**Your objective:**
Return the lines that run from the line containing "What does this" through the end of the entries, both ends included. Leave out all pictures.

**Data in this exercise:**
#####

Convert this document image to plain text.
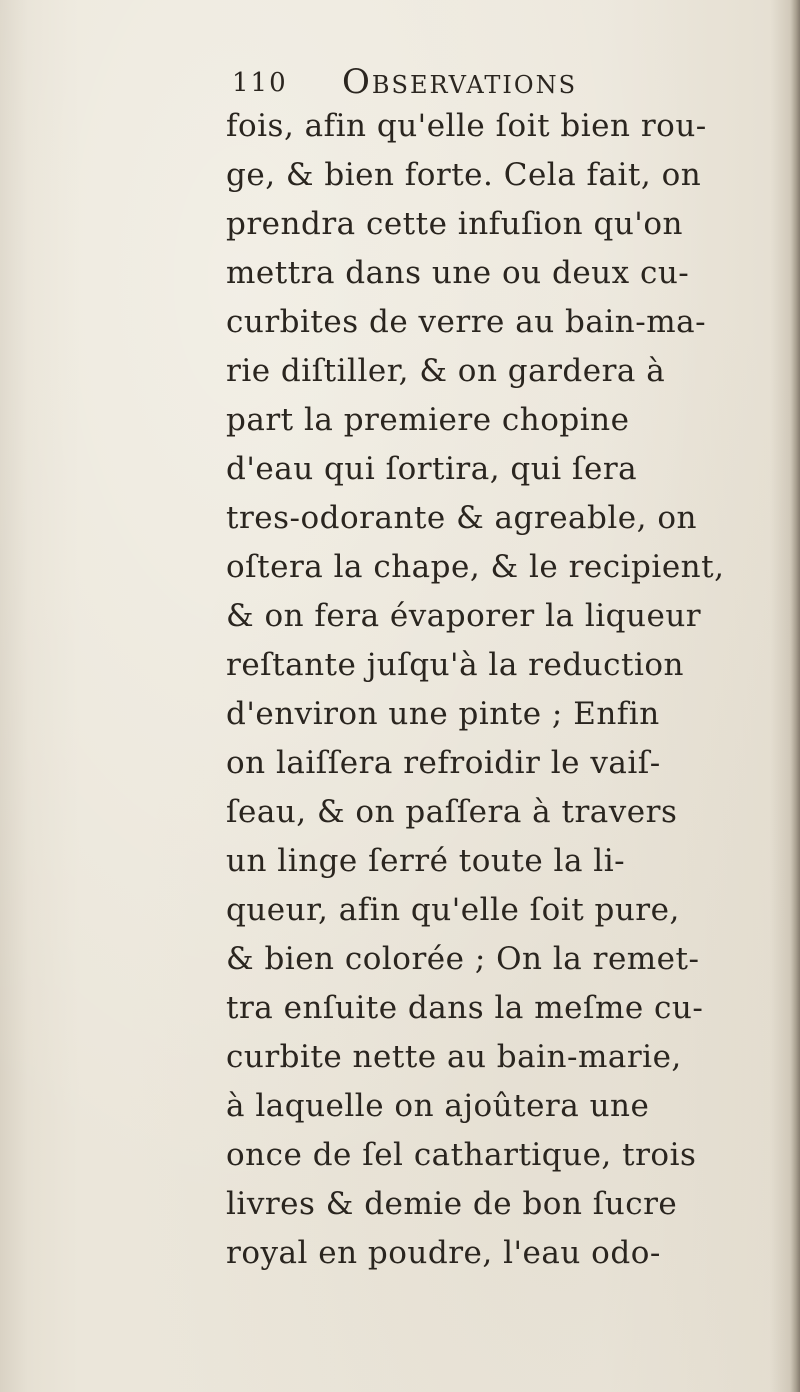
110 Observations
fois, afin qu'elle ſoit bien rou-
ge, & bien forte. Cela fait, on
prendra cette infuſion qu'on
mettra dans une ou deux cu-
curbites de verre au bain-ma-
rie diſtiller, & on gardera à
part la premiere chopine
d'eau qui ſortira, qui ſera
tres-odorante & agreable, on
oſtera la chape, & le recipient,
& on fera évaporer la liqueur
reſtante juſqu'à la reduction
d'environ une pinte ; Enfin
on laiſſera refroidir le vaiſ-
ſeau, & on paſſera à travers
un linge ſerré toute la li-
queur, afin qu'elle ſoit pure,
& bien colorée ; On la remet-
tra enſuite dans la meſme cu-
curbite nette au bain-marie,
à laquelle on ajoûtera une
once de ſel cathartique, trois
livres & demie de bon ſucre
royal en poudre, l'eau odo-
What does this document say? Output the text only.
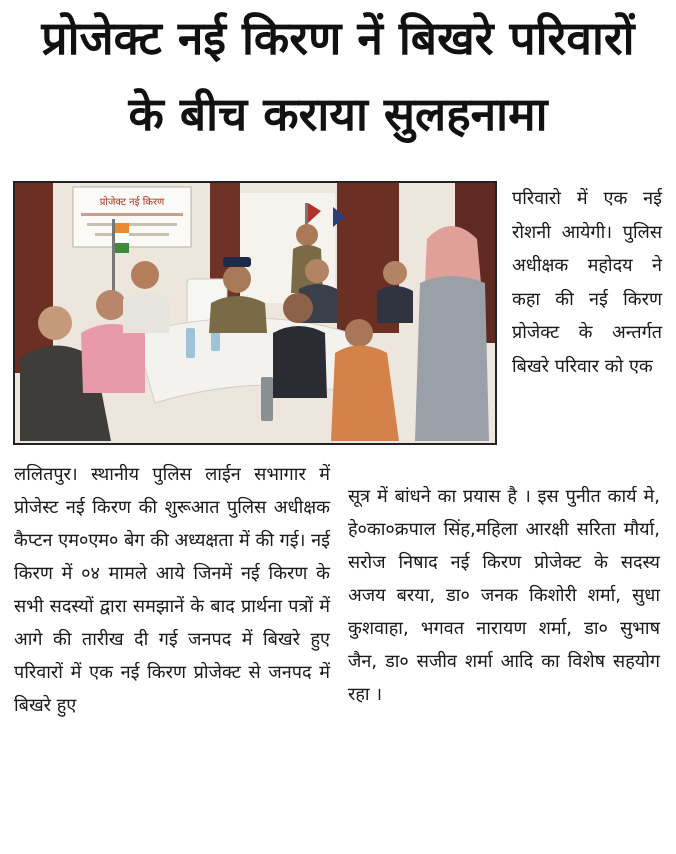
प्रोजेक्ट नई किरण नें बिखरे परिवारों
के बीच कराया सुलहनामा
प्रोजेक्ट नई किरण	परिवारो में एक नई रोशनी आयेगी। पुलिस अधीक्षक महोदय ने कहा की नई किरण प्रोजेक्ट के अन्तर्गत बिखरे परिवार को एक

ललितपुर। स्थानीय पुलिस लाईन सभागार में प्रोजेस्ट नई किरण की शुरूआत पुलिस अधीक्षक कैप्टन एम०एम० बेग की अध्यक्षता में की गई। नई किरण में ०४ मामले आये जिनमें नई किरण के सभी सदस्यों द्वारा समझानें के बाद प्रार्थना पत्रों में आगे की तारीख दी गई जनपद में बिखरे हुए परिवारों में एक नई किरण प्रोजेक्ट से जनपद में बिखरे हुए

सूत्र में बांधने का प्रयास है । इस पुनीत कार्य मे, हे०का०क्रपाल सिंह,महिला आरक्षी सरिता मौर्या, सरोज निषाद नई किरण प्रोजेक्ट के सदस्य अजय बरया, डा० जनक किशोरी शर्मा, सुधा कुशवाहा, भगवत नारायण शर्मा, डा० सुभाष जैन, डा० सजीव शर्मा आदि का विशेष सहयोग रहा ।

#####

**In response:**
What does this document say? Output the text only.
प्रोजेक्ट नई किरण नें बिखरे परिवारों
के बीच कराया सुलहनामा
प्रोजेक्ट नई किरण	परिवारो में एक नई रोशनी आयेगी। पुलिस अधीक्षक महोदय ने कहा की नई किरण प्रोजेक्ट के अन्तर्गत बिखरे परिवार को एक

ललितपुर। स्थानीय पुलिस लाईन सभागार में प्रोजेस्ट नई किरण की शुरूआत पुलिस अधीक्षक कैप्टन एम०एम० बेग की अध्यक्षता में की गई। नई किरण में ०४ मामले आये जिनमें नई किरण के सभी सदस्यों द्वारा समझानें के बाद प्रार्थना पत्रों में आगे की तारीख दी गई जनपद में बिखरे हुए परिवारों में एक नई किरण प्रोजेक्ट से जनपद में बिखरे हुए

सूत्र में बांधने का प्रयास है । इस पुनीत कार्य मे, हे०का०क्रपाल सिंह,महिला आरक्षी सरिता मौर्या, सरोज निषाद नई किरण प्रोजेक्ट के सदस्य अजय बरया, डा० जनक किशोरी शर्मा, सुधा कुशवाहा, भगवत नारायण शर्मा, डा० सुभाष जैन, डा० सजीव शर्मा आदि का विशेष सहयोग रहा ।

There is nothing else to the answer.